# Written task
Which lines in the material below contain the word "Rainfall"? Copy each of them.

# Stored records
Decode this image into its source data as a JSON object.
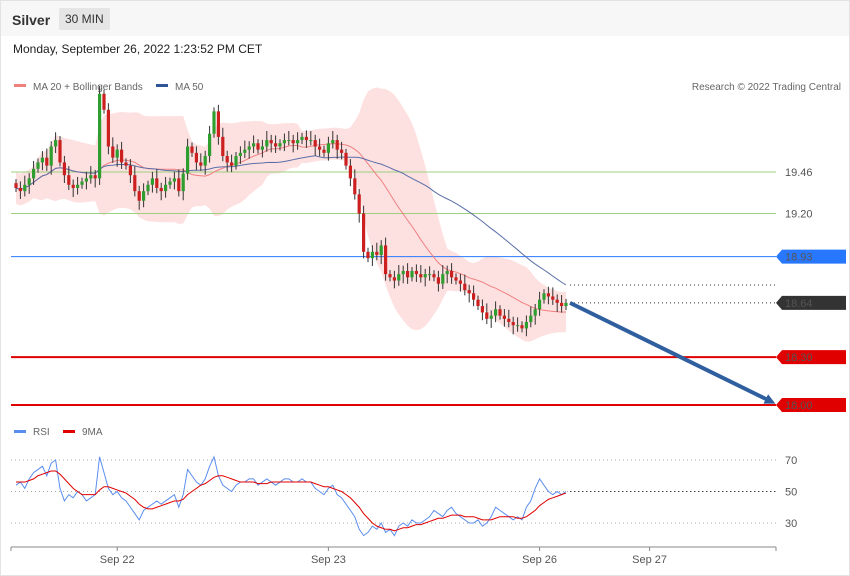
{
  "header": {
    "symbol": "Silver",
    "timeframe": "30 MIN",
    "datetime": "Monday, September 26, 2022 1:23:52 PM CET"
  },
  "legend_main": [
    {
      "label": "MA 20 + Bollinger Bands",
      "color": "#f08080"
    },
    {
      "label": "MA 50",
      "color": "#2f5597"
    }
  ],
  "copyright": "Research © 2022 Trading Central",
  "legend_rsi": [
    {
      "label": "RSI",
      "color": "#5b8def"
    },
    {
      "label": "9MA",
      "color": "#e00000"
    }
  ],
  "colors": {
    "up": "#2e9e2e",
    "down": "#cc1f1f",
    "band_fill": "#fde0e0",
    "ma20": "#f08080",
    "ma50": "#5a6fa8",
    "resistance_green": "#9fd07f",
    "level_blue": "#2878ff",
    "level_red": "#e00000",
    "last_price": "#333333",
    "arrow": "#2f5f9f"
  },
  "chart_data": [
    {
      "type": "candlestick",
      "y_range": [
        17.96,
        20.1
      ],
      "x_tick_labels": [
        {
          "label": "Sep 22",
          "index": 23
        },
        {
          "label": "Sep 23",
          "index": 71
        },
        {
          "label": "Sep 26",
          "index": 119
        },
        {
          "label": "Sep 27",
          "index": 144
        }
      ],
      "levels": [
        {
          "value": 19.46,
          "label": "19.46",
          "style": "resistance"
        },
        {
          "value": 19.2,
          "label": "19.20",
          "style": "resistance"
        },
        {
          "value": 18.93,
          "label": "18.93",
          "style": "pivot"
        },
        {
          "value": 18.64,
          "label": "18.64",
          "style": "last"
        },
        {
          "value": 18.3,
          "label": "18.30",
          "style": "target"
        },
        {
          "value": 18.0,
          "label": "18.00",
          "style": "target"
        }
      ],
      "forecast_arrow": {
        "from": 18.64,
        "to": 18.0
      },
      "close": [
        19.36,
        19.34,
        19.38,
        19.42,
        19.48,
        19.52,
        19.55,
        19.5,
        19.62,
        19.66,
        19.52,
        19.44,
        19.38,
        19.36,
        19.38,
        19.4,
        19.42,
        19.44,
        19.42,
        19.95,
        19.85,
        19.62,
        19.55,
        19.6,
        19.52,
        19.5,
        19.44,
        19.34,
        19.28,
        19.34,
        19.38,
        19.42,
        19.36,
        19.34,
        19.38,
        19.4,
        19.42,
        19.34,
        19.45,
        19.62,
        19.58,
        19.52,
        19.5,
        19.56,
        19.7,
        19.84,
        19.68,
        19.56,
        19.52,
        19.5,
        19.56,
        19.58,
        19.6,
        19.62,
        19.64,
        19.6,
        19.62,
        19.66,
        19.64,
        19.62,
        19.64,
        19.66,
        19.66,
        19.64,
        19.66,
        19.68,
        19.66,
        19.66,
        19.62,
        19.6,
        19.58,
        19.64,
        19.66,
        19.6,
        19.58,
        19.5,
        19.42,
        19.32,
        19.2,
        18.96,
        18.92,
        18.96,
        18.94,
        19.0,
        18.82,
        18.8,
        18.78,
        18.82,
        18.84,
        18.8,
        18.84,
        18.82,
        18.8,
        18.82,
        18.82,
        18.8,
        18.76,
        18.82,
        18.84,
        18.8,
        18.78,
        18.76,
        18.72,
        18.7,
        18.66,
        18.62,
        18.58,
        18.54,
        18.56,
        18.6,
        18.56,
        18.54,
        18.52,
        18.5,
        18.5,
        18.48,
        18.52,
        18.56,
        18.6,
        18.66,
        18.7,
        18.68,
        18.66,
        18.64,
        18.62,
        18.64
      ],
      "rsi": {
        "y_range": [
          20,
          80
        ],
        "levels": [
          70,
          50,
          30
        ],
        "rsi": [
          54,
          56,
          52,
          58,
          62,
          64,
          66,
          60,
          68,
          70,
          52,
          44,
          48,
          46,
          50,
          48,
          44,
          46,
          48,
          72,
          62,
          52,
          48,
          50,
          46,
          44,
          40,
          36,
          32,
          38,
          40,
          42,
          44,
          42,
          44,
          46,
          48,
          40,
          48,
          64,
          60,
          56,
          54,
          58,
          66,
          72,
          60,
          54,
          52,
          50,
          54,
          56,
          56,
          58,
          58,
          54,
          56,
          58,
          56,
          54,
          56,
          58,
          58,
          56,
          56,
          58,
          56,
          56,
          52,
          50,
          48,
          52,
          54,
          48,
          46,
          42,
          38,
          34,
          26,
          22,
          24,
          28,
          26,
          30,
          24,
          26,
          22,
          28,
          30,
          28,
          32,
          30,
          30,
          32,
          34,
          38,
          36,
          34,
          38,
          40,
          36,
          34,
          32,
          30,
          30,
          32,
          28,
          30,
          34,
          40,
          38,
          36,
          34,
          32,
          34,
          32,
          40,
          44,
          52,
          58,
          54,
          50,
          48,
          50,
          48,
          50
        ],
        "ma": [
          56,
          56,
          56,
          57,
          58,
          60,
          61,
          62,
          63,
          63,
          61,
          58,
          55,
          52,
          50,
          48,
          48,
          48,
          48,
          51,
          53,
          53,
          52,
          51,
          50,
          49,
          47,
          45,
          42,
          40,
          39,
          39,
          40,
          41,
          42,
          43,
          44,
          44,
          45,
          48,
          50,
          52,
          54,
          55,
          57,
          59,
          60,
          60,
          59,
          58,
          57,
          56,
          56,
          56,
          56,
          55,
          55,
          55,
          56,
          56,
          56,
          56,
          56,
          56,
          56,
          56,
          56,
          56,
          55,
          54,
          53,
          53,
          52,
          51,
          50,
          48,
          46,
          43,
          40,
          36,
          33,
          30,
          28,
          27,
          26,
          26,
          25,
          26,
          27,
          27,
          28,
          29,
          29,
          30,
          31,
          32,
          33,
          33,
          34,
          35,
          35,
          35,
          34,
          34,
          34,
          33,
          32,
          32,
          32,
          33,
          34,
          34,
          34,
          34,
          33,
          33,
          34,
          36,
          38,
          41,
          43,
          45,
          46,
          47,
          48,
          49
        ]
      }
    }
  ]
}
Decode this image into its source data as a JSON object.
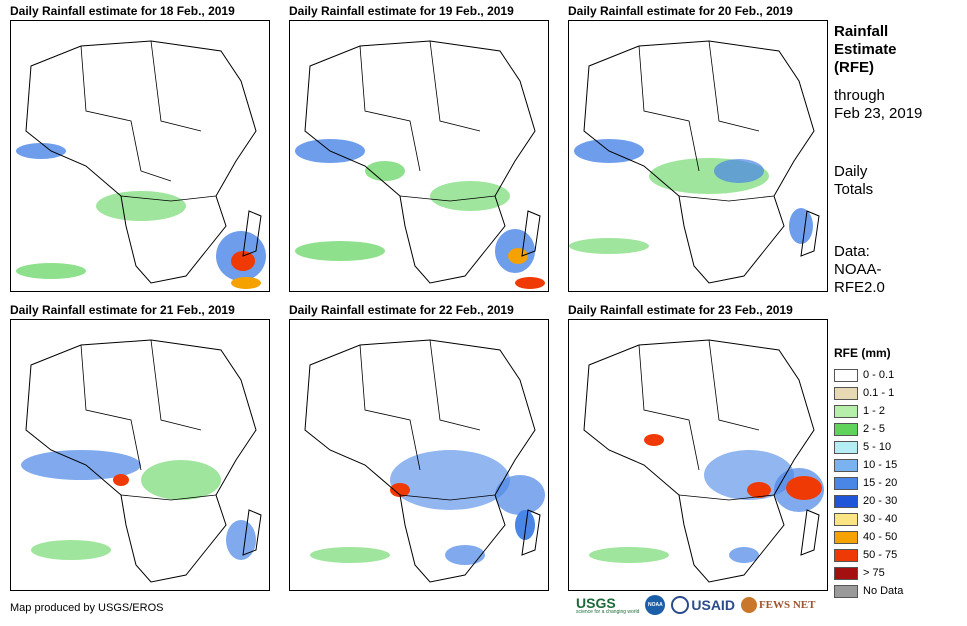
{
  "panels": [
    {
      "title": "Daily Rainfall estimate for 18 Feb., 2019"
    },
    {
      "title": "Daily Rainfall estimate for 19 Feb., 2019"
    },
    {
      "title": "Daily Rainfall estimate for 20 Feb., 2019"
    },
    {
      "title": "Daily Rainfall estimate for 21 Feb., 2019"
    },
    {
      "title": "Daily Rainfall estimate for 22 Feb., 2019"
    },
    {
      "title": "Daily Rainfall estimate for 23 Feb., 2019"
    }
  ],
  "side": {
    "title_line1": "Rainfall",
    "title_line2": "Estimate",
    "title_line3": "(RFE)",
    "through_label": "through",
    "through_date": "Feb 23, 2019",
    "totals_line1": "Daily",
    "totals_line2": "Totals",
    "data_line1": "Data:",
    "data_line2": "NOAA-",
    "data_line3": "RFE2.0"
  },
  "legend": {
    "title": "RFE (mm)",
    "items": [
      {
        "label": "0 - 0.1",
        "color": "#ffffff"
      },
      {
        "label": "0.1 - 1",
        "color": "#e8d9b5"
      },
      {
        "label": "1 - 2",
        "color": "#b6eeab"
      },
      {
        "label": "2 - 5",
        "color": "#5fd35b"
      },
      {
        "label": "5 - 10",
        "color": "#b4eef4"
      },
      {
        "label": "10 - 15",
        "color": "#7ab3ef"
      },
      {
        "label": "15 - 20",
        "color": "#4a86e6"
      },
      {
        "label": "20 - 30",
        "color": "#1f55d8"
      },
      {
        "label": "30 - 40",
        "color": "#fbe483"
      },
      {
        "label": "40 - 50",
        "color": "#f5a100"
      },
      {
        "label": "50 - 75",
        "color": "#f03a06"
      },
      {
        "label": "> 75",
        "color": "#a41010"
      },
      {
        "label": "No Data",
        "color": "#9a9a9a"
      }
    ]
  },
  "credit": "Map produced by USGS/EROS",
  "logos": {
    "usgs": "USGS",
    "usgs_tagline": "science for a changing world",
    "noaa": "NOAA",
    "usaid": "USAID",
    "fewsnet": "FEWS NET"
  }
}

# Solution to this exercise
      "title": "Daily Rainfall estimate for 18 Feb., 2019"
      "title": "Daily Rainfall estimate for 19 Feb., 2019"
      "title": "Daily Rainfall estimate for 20 Feb., 2019"
      "title": "Daily Rainfall estimate for 21 Feb., 2019"
      "title": "Daily Rainfall estimate for 22 Feb., 2019"
      "title": "Daily Rainfall estimate for 23 Feb., 2019"
    "title_line1": "Rainfall",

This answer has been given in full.